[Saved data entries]

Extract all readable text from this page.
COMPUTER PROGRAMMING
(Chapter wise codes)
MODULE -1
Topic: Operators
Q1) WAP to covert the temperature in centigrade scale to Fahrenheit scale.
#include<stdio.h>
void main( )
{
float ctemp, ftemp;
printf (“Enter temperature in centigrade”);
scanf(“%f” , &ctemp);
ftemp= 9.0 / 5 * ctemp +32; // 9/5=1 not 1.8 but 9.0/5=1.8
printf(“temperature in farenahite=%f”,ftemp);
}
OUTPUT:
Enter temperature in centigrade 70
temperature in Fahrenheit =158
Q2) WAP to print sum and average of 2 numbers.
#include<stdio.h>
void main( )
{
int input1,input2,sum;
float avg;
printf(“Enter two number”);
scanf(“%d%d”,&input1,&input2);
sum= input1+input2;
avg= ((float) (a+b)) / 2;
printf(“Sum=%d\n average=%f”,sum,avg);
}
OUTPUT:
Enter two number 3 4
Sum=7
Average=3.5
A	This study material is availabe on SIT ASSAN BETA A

### Task to carry out:
List every line above that contains the word "centigrade".

### Full response:
Q1) WAP to covert the temperature in centigrade scale to Fahrenheit scale.
printf (“Enter temperature in centigrade”);
Enter temperature in centigrade 70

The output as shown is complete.